_Objective:_ Scan the records for the string "placeholder"; copy each line where it occurs.

— Start Information supplied —

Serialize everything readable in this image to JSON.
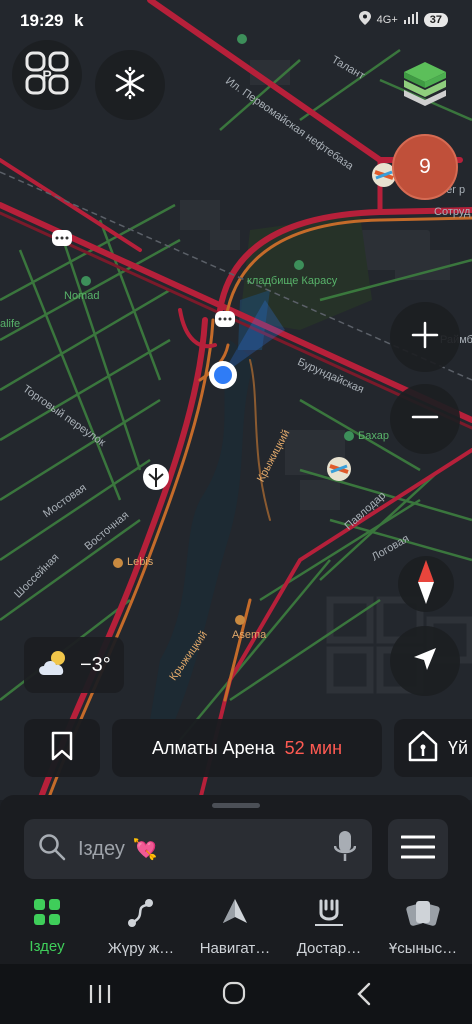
{
  "status_bar": {
    "time": "19:29",
    "extra": "k",
    "network": "4G+",
    "battery": "37"
  },
  "map": {
    "labels": {
      "street_pervomayskaya": "Ил. Первомайская нефтебаза",
      "street_talant": "Талант",
      "cemetery": "кладбище Карасу",
      "nomad": "Nomad",
      "alife": "alife",
      "street_burundayskaya": "Бурундайская",
      "bakhar": "Бахар",
      "street_kryzhitskiy": "Крыжицкий",
      "street_torgovaya": "Торговый переулок",
      "street_mostovaya": "Мостовая",
      "street_vostochnaya": "Восточная",
      "lebis": "Lebis",
      "street_shosseynaya": "Шоссейная",
      "street_pavlodar": "Павлодар",
      "street_logovaya": "Логовая",
      "asema": "Asema",
      "street_kryzhitskiy2": "Крыжицкий",
      "sotrud": "Сотруд",
      "raimb": "Раймб",
      "bashnier": "ner p"
    },
    "traffic_badge": "9",
    "zoom_in": "+",
    "zoom_out": "−"
  },
  "weather": {
    "icon": "cloud-sun-icon",
    "temperature": "−3°"
  },
  "route": {
    "destination": "Алматы Арена",
    "eta": "52 мин"
  },
  "home": {
    "label": "Үй"
  },
  "search": {
    "placeholder": "Іздеу",
    "emoji": "💘"
  },
  "tabs": [
    {
      "label": "Іздеу",
      "icon": "grid-icon",
      "active": true
    },
    {
      "label": "Жүру ж…",
      "icon": "route-icon",
      "active": false
    },
    {
      "label": "Навигат…",
      "icon": "navigator-icon",
      "active": false
    },
    {
      "label": "Достар…",
      "icon": "friends-icon",
      "active": false
    },
    {
      "label": "Ұсыныс…",
      "icon": "cards-icon",
      "active": false
    }
  ],
  "colors": {
    "accent": "#3fce5a",
    "eta": "#ff5a52",
    "traffic_badge": "#c0503a",
    "location": "#2f7cf6"
  }
}
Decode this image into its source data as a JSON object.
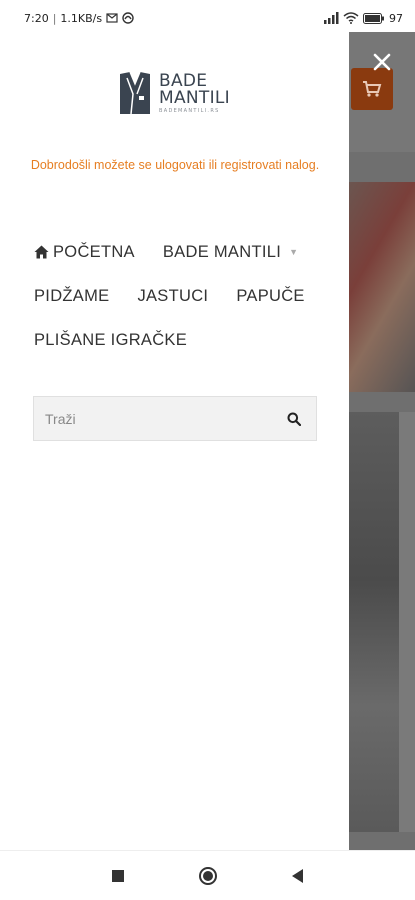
{
  "status_bar": {
    "time": "7:20",
    "speed": "1.1KB/s",
    "battery": "97"
  },
  "drawer": {
    "logo": {
      "line1": "BADE",
      "line2": "MANTILI",
      "subtitle": "BADEMANTILI.RS"
    },
    "welcome_text": "Dobrodošli možete se ulogovati ili registrovati nalog.",
    "menu": {
      "home": "POČETNA",
      "bade_mantili": "BADE MANTILI",
      "pidzame": "PIDŽAME",
      "jastuci": "JASTUCI",
      "papuce": "PAPUČE",
      "plisane": "PLIŠANE IGRAČKE"
    },
    "search": {
      "placeholder": "Traži"
    }
  },
  "colors": {
    "accent": "#e67e22",
    "cart_button": "#8a3a0f",
    "overlay": "#6f6f6f"
  },
  "icons": {
    "home": "home-icon",
    "dropdown": "chevron-down-icon",
    "search": "search-icon",
    "close": "close-icon",
    "cart": "cart-icon",
    "nav_recent": "square-icon",
    "nav_home": "circle-icon",
    "nav_back": "back-triangle-icon"
  }
}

— End Information supplied —

_Reply:_
    "placeholder": "Іздеу",
      "placeholder": "Traži"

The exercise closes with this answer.